• Dataset excerpts
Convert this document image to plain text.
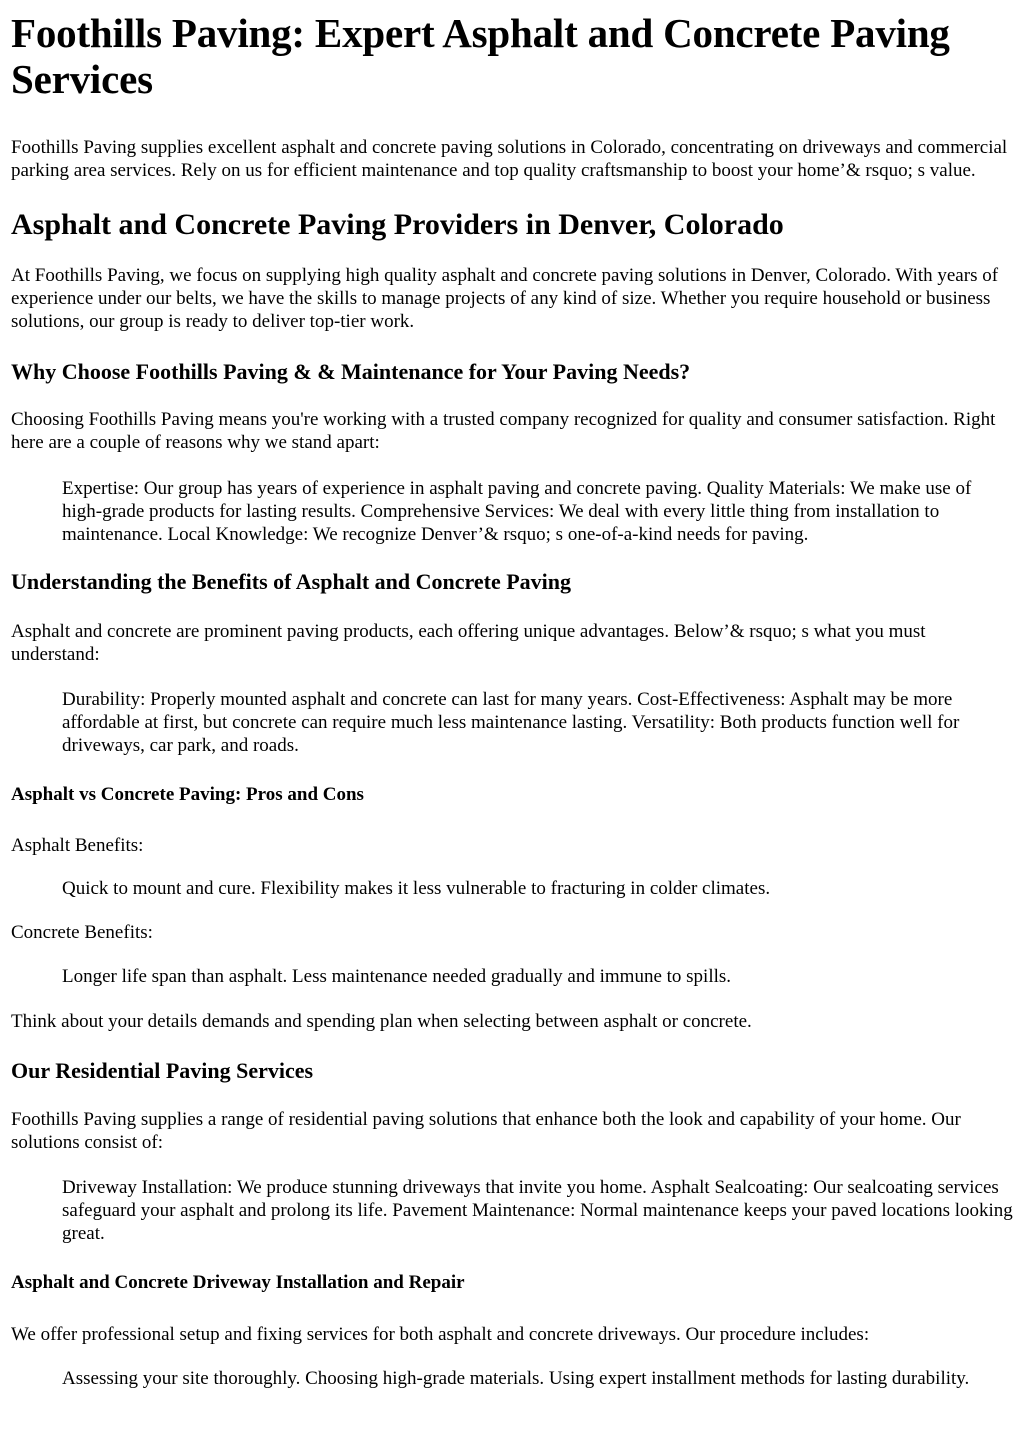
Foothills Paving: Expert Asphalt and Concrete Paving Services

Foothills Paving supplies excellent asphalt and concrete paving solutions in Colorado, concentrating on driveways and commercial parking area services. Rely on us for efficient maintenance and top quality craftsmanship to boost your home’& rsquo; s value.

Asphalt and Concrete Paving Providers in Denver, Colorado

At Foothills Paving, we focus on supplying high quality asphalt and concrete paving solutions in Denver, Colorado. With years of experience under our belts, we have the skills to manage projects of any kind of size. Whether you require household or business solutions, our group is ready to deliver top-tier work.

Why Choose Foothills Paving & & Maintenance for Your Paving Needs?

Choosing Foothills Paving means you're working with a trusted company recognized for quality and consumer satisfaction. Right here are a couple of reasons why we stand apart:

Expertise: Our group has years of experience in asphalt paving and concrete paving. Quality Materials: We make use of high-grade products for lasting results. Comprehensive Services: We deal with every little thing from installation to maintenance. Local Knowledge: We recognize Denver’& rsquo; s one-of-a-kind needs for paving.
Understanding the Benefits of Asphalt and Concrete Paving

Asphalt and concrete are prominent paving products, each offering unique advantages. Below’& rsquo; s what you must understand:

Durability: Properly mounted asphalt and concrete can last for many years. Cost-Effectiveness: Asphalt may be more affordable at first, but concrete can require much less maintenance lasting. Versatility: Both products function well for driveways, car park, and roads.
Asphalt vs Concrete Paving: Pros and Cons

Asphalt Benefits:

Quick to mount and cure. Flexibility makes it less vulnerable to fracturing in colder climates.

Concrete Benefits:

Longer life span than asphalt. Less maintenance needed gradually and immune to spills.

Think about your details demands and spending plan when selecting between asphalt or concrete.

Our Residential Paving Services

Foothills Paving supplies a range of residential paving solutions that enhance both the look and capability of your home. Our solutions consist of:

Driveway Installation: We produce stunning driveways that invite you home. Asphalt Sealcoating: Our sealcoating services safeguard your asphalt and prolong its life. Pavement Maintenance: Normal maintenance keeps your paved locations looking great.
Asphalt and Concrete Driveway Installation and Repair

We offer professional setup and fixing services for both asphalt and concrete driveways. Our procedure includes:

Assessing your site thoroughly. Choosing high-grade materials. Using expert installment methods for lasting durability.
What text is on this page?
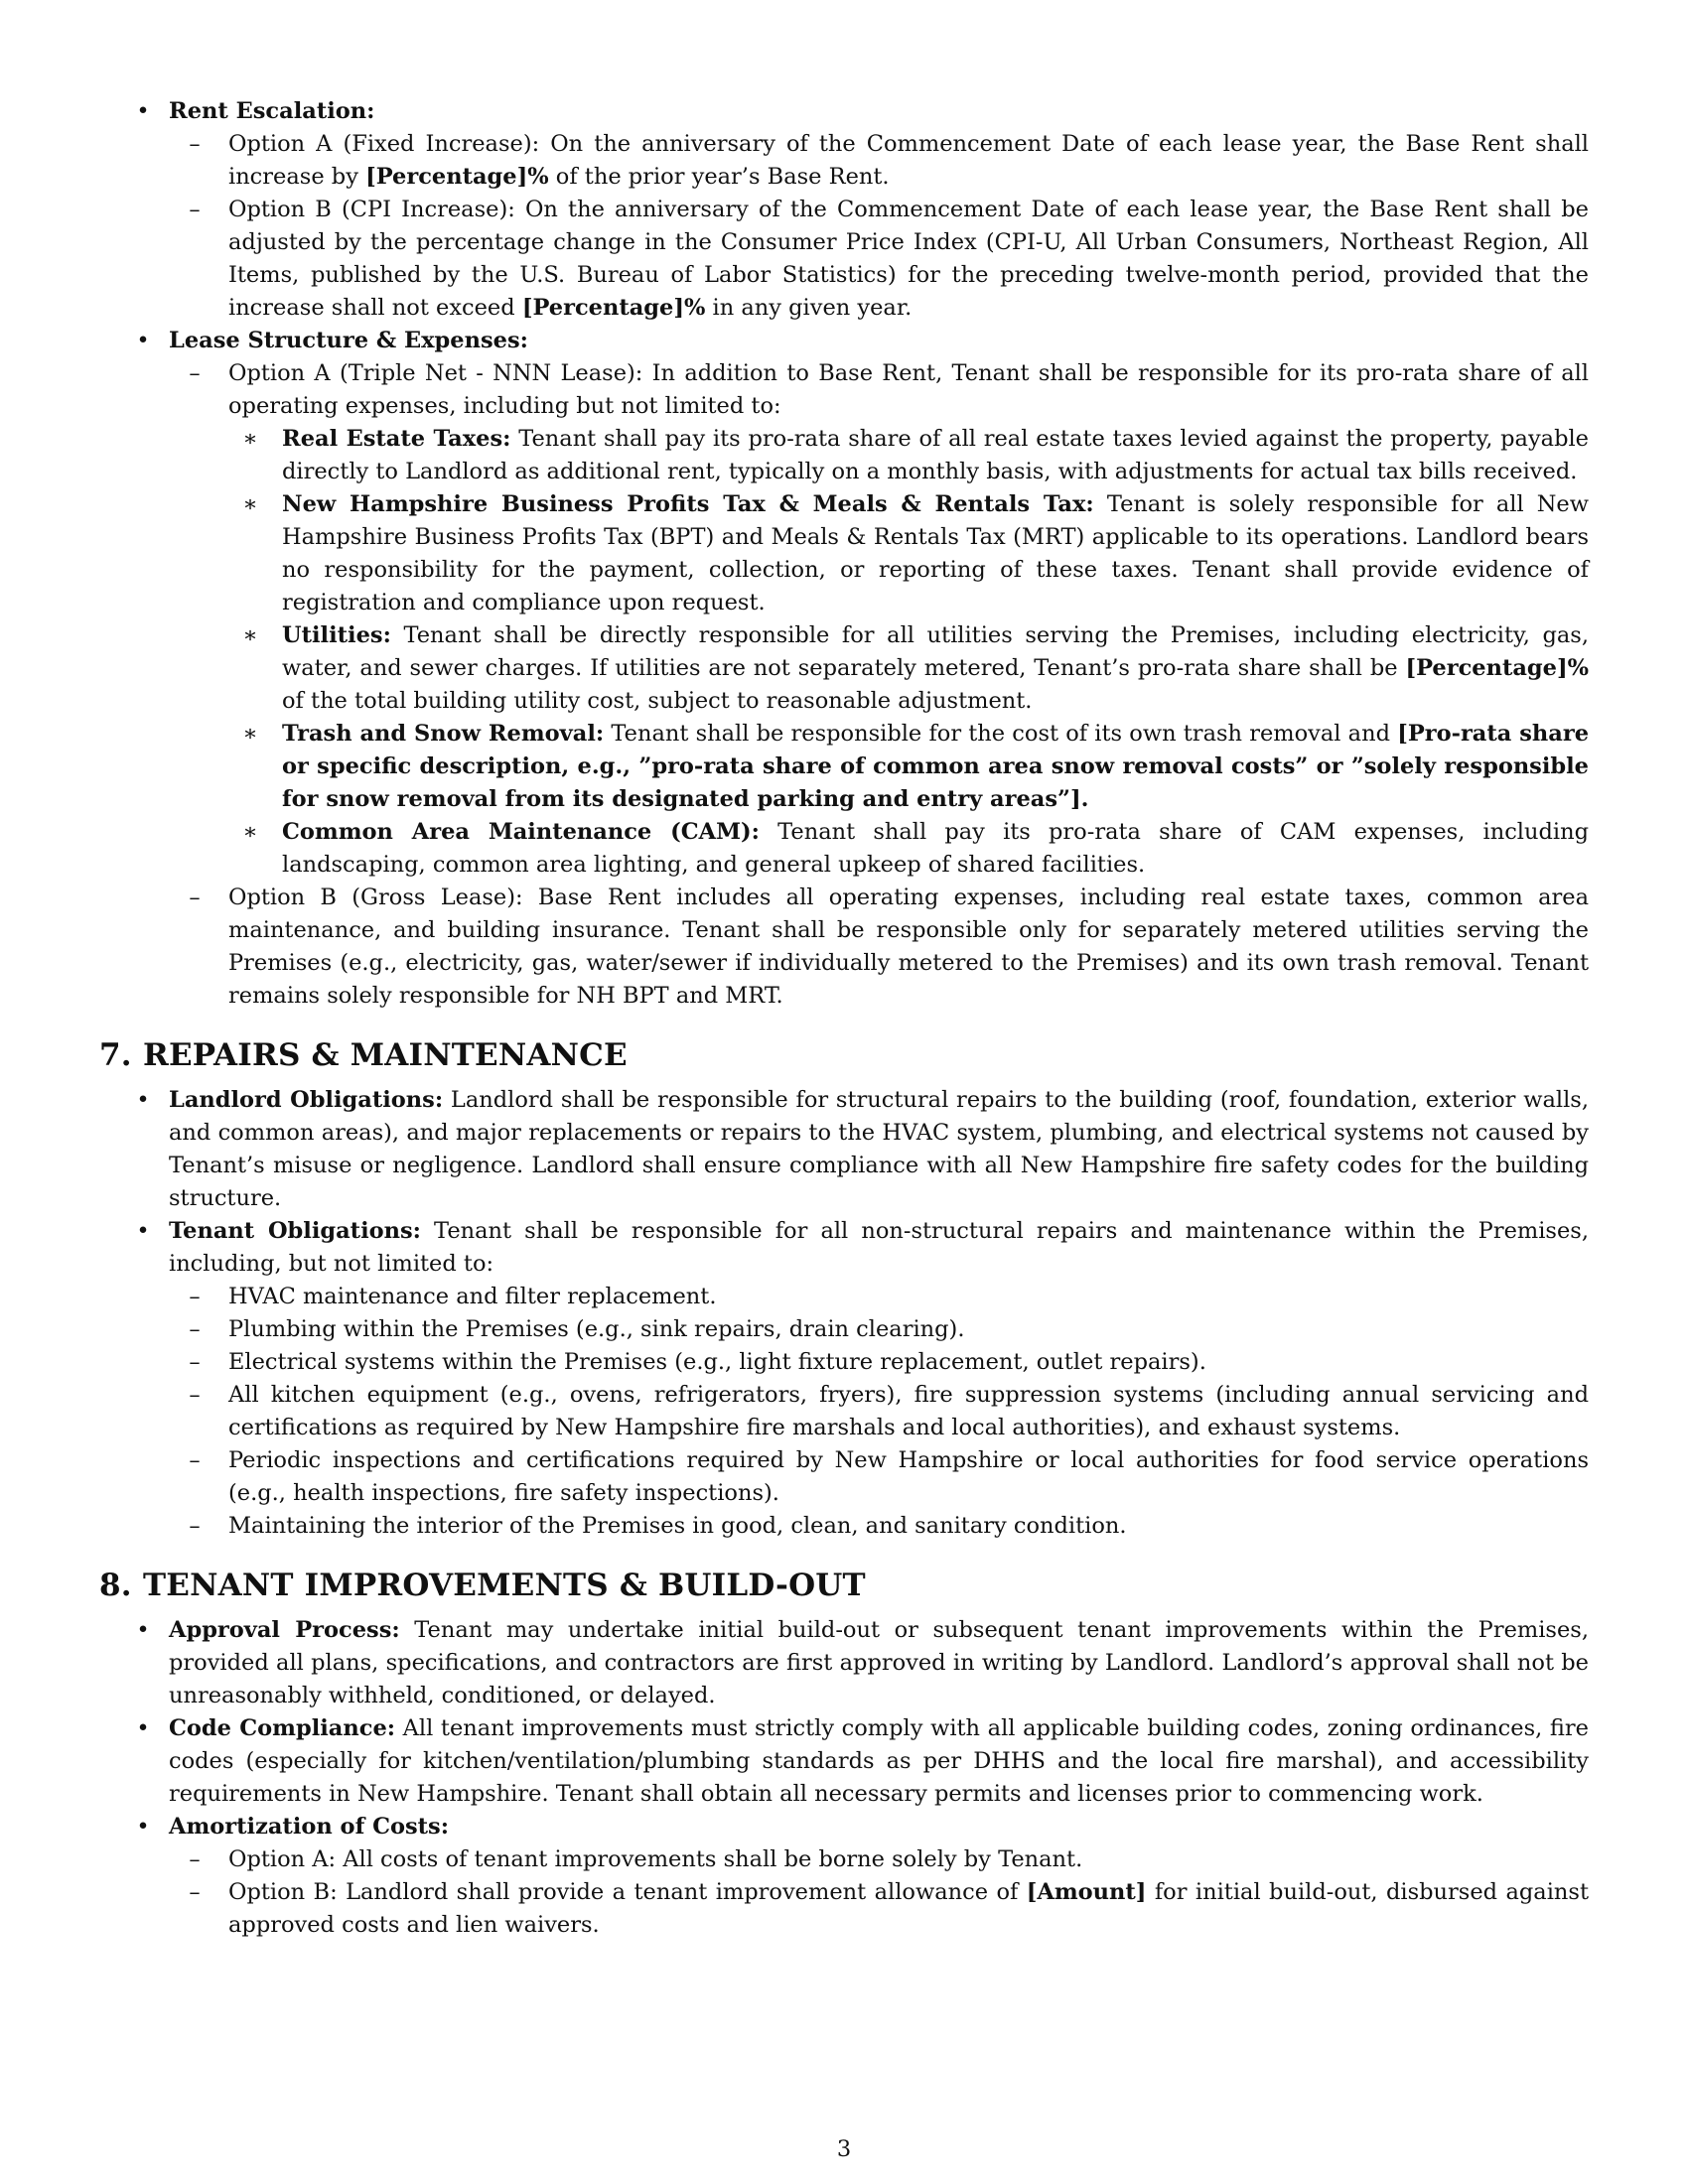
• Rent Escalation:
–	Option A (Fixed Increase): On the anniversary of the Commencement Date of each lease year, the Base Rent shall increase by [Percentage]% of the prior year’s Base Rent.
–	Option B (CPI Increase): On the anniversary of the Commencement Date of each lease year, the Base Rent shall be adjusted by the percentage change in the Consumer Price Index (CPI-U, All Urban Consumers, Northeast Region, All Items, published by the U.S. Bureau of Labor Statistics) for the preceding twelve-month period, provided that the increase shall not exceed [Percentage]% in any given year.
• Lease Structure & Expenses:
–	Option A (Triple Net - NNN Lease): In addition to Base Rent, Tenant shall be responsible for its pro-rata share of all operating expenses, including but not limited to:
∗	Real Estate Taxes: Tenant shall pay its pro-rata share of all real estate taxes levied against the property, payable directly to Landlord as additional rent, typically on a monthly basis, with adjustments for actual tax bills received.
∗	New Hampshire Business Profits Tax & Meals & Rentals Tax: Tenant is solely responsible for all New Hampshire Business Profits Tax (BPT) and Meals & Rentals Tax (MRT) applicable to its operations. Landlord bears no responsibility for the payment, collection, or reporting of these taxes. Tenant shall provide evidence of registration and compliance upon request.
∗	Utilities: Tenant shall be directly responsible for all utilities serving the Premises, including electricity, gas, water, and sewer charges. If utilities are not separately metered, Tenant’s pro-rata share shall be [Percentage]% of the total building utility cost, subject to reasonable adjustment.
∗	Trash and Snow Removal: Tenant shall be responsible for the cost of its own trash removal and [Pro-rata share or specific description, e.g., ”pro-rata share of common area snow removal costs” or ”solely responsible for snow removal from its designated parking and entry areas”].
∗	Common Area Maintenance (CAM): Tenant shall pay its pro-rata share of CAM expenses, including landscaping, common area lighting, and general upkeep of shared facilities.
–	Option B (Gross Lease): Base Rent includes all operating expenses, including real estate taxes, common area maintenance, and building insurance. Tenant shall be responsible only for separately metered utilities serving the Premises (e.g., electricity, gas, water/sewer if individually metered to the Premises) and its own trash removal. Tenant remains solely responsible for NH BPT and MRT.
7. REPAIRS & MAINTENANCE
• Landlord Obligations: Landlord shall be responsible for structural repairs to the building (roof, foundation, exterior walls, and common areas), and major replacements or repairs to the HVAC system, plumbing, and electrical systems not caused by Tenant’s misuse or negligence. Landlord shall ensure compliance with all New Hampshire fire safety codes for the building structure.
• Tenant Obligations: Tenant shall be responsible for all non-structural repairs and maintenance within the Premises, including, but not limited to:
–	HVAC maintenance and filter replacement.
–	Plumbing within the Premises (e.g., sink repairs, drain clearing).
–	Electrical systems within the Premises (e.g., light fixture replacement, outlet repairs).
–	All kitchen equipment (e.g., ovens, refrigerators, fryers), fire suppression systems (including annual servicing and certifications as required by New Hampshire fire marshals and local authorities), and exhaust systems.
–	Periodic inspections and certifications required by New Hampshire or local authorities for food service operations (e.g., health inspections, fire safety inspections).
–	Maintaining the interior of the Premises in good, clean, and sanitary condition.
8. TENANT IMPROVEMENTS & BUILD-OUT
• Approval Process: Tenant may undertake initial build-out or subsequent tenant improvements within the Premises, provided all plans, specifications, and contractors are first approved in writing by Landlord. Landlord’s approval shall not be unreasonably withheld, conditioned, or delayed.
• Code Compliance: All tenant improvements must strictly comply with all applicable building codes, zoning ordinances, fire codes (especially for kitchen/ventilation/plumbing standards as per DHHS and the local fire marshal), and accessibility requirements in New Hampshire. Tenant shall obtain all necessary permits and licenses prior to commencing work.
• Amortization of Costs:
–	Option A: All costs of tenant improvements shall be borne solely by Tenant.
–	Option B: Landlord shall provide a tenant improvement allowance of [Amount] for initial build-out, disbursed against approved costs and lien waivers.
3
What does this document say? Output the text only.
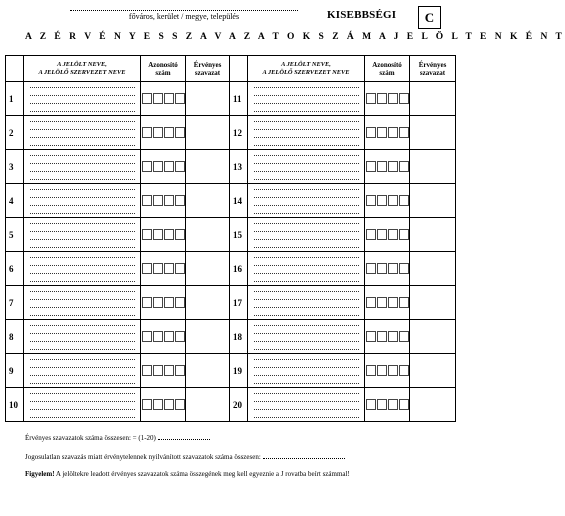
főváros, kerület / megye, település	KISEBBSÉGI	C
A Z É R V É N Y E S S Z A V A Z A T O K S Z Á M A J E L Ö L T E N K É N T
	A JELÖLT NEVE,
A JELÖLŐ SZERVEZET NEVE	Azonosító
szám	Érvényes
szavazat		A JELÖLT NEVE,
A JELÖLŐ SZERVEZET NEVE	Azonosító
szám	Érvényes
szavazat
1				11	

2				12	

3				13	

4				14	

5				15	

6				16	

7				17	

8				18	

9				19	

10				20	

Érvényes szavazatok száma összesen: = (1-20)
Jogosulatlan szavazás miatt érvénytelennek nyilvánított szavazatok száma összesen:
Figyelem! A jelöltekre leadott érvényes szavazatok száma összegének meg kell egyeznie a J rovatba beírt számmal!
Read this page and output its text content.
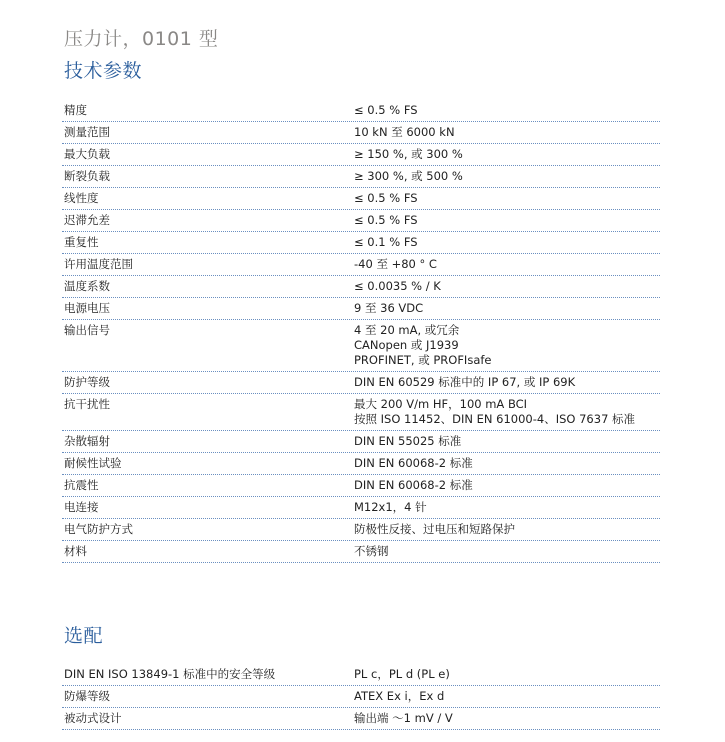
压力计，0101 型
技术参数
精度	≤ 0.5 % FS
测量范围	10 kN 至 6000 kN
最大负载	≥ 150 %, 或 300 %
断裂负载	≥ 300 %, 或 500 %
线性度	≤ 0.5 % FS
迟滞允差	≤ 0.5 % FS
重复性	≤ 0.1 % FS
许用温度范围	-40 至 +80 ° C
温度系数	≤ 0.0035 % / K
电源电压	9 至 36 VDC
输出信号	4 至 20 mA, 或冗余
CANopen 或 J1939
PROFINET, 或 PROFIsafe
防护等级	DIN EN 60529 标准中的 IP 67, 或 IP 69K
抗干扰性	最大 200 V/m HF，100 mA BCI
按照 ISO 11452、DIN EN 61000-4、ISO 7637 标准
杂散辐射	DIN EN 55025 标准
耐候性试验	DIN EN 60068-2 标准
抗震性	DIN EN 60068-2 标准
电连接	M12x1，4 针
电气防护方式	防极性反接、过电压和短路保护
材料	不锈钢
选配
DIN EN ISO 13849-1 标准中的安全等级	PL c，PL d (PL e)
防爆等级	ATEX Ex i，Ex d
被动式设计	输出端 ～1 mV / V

• What is being asked
Copy each line of the listing that contains the string "NEVE".

• Output below
	A JELÖLT NEVE,
A JELÖLŐ SZERVEZET NEVE	Azonosító
szavazat		A JELÖLT NEVE,
A JELÖLŐ SZERVEZET NEVE	Azonosító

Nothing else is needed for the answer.